Exercise prompt
In your copy, leave out the pictures and repeat the entries below exactly.

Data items
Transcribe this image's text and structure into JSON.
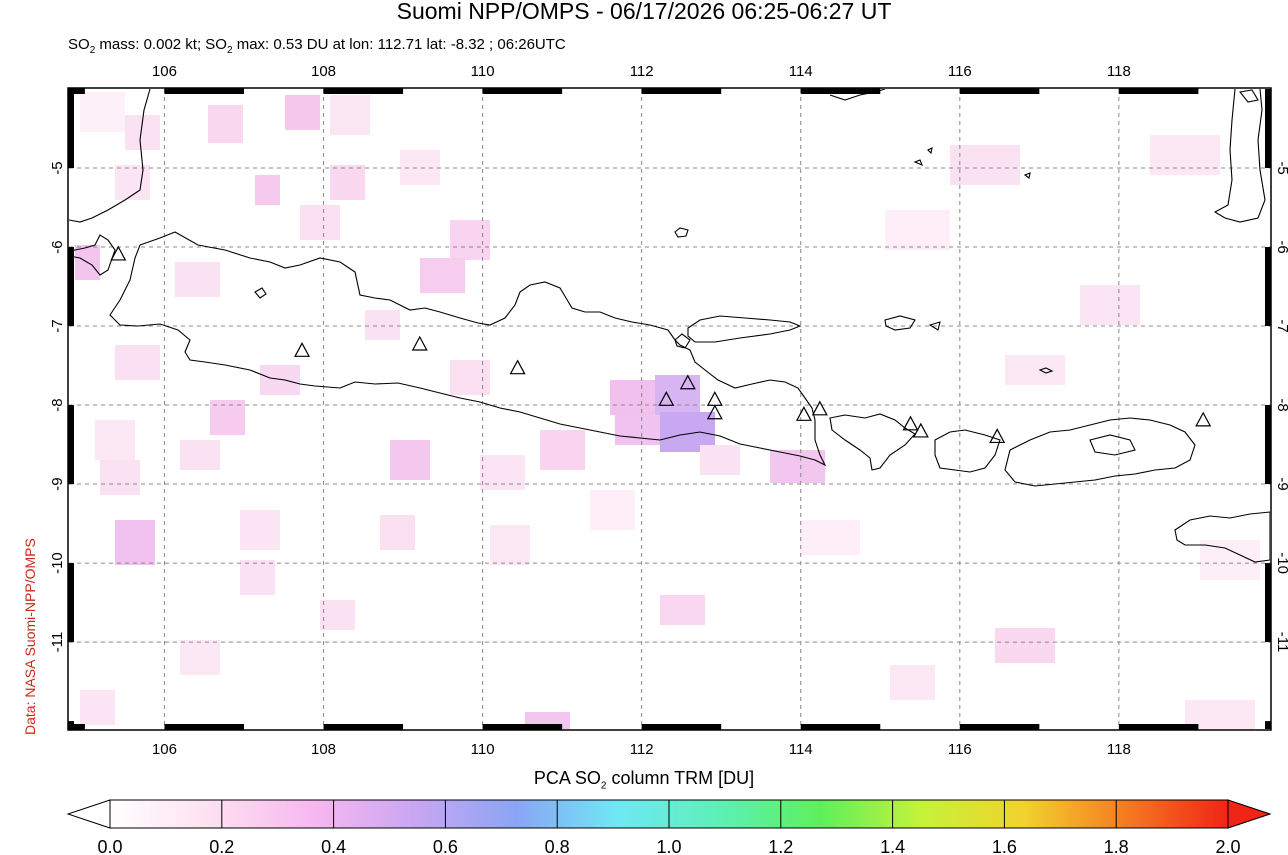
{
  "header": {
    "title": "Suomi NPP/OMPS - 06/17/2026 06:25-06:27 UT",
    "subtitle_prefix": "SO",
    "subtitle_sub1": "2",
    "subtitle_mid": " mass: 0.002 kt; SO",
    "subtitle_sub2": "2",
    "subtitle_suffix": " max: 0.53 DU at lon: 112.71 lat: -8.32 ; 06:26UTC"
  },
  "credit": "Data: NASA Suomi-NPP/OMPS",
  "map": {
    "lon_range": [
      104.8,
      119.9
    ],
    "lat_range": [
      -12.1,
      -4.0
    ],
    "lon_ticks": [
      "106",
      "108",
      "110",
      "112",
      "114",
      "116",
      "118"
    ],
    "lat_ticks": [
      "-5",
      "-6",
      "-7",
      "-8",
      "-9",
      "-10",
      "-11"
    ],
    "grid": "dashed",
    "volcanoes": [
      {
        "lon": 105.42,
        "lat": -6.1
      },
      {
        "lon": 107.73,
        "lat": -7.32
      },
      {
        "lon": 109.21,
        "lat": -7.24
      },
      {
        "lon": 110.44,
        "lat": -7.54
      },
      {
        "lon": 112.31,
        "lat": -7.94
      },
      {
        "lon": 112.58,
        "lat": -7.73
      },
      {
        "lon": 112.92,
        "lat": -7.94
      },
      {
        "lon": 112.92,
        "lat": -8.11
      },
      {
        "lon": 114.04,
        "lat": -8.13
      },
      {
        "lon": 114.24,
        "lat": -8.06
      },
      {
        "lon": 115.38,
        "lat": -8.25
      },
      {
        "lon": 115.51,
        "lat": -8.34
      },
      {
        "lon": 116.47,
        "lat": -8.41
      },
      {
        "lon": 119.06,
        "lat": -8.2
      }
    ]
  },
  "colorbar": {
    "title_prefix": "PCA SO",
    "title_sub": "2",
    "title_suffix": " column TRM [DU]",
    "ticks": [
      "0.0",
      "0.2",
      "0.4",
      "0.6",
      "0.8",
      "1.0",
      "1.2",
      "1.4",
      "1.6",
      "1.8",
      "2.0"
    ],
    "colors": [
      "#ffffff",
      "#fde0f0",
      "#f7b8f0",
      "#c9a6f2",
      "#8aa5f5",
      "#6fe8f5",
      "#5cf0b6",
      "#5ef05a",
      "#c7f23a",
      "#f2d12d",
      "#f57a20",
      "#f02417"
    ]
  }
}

Exercise output
Transcribe this image's text and structure into JSON.
{
  "header": {
    "title": "Suomi NPP/OMPS - 06/17/2026 06:25-06:27 UT",
    "subtitle_prefix": "SO",
    "subtitle_sub1": "2",
    "subtitle_mid": " mass: 0.002 kt; SO",
    "subtitle_sub2": "2",
    "subtitle_suffix": " max: 0.53 DU at lon: 112.71 lat: -8.32 ; 06:26UTC"
  },
  "credit": "Data: NASA Suomi-NPP/OMPS",
  "map": {
    "lon_range": [
      104.8,
      119.9
    ],
    "lat_range": [
      -12.1,
      -4.0
    ],
    "lon_ticks": [
      "106",
      "108",
      "110",
      "112",
      "114",
      "116",
      "118"
    ],
    "lat_ticks": [
      "-5",
      "-6",
      "-7",
      "-8",
      "-9",
      "-10",
      "-11"
    ],
    "grid": "dashed",
    "volcanoes": [
      {
        "lon": 105.42,
        "lat": -6.1
      },
      {
        "lon": 107.73,
        "lat": -7.32
      },
      {
        "lon": 109.21,
        "lat": -7.24
      },
      {
        "lon": 110.44,
        "lat": -7.54
      },
      {
        "lon": 112.31,
        "lat": -7.94
      },
      {
        "lon": 112.58,
        "lat": -7.73
      },
      {
        "lon": 112.92,
        "lat": -7.94
      },
      {
        "lon": 112.92,
        "lat": -8.11
      },
      {
        "lon": 114.04,
        "lat": -8.13
      },
      {
        "lon": 114.24,
        "lat": -8.06
      },
      {
        "lon": 115.38,
        "lat": -8.25
      },
      {
        "lon": 115.51,
        "lat": -8.34
      },
      {
        "lon": 116.47,
        "lat": -8.41
      },
      {
        "lon": 119.06,
        "lat": -8.2
      }
    ]
  },
  "colorbar": {
    "title_prefix": "PCA SO",
    "title_sub": "2",
    "title_suffix": " column TRM [DU]",
    "ticks": [
      "0.0",
      "0.2",
      "0.4",
      "0.6",
      "0.8",
      "1.0",
      "1.2",
      "1.4",
      "1.6",
      "1.8",
      "2.0"
    ],
    "colors": [
      "#ffffff",
      "#fde0f0",
      "#f7b8f0",
      "#c9a6f2",
      "#8aa5f5",
      "#6fe8f5",
      "#5cf0b6",
      "#5ef05a",
      "#c7f23a",
      "#f2d12d",
      "#f57a20",
      "#f02417"
    ]
  }
}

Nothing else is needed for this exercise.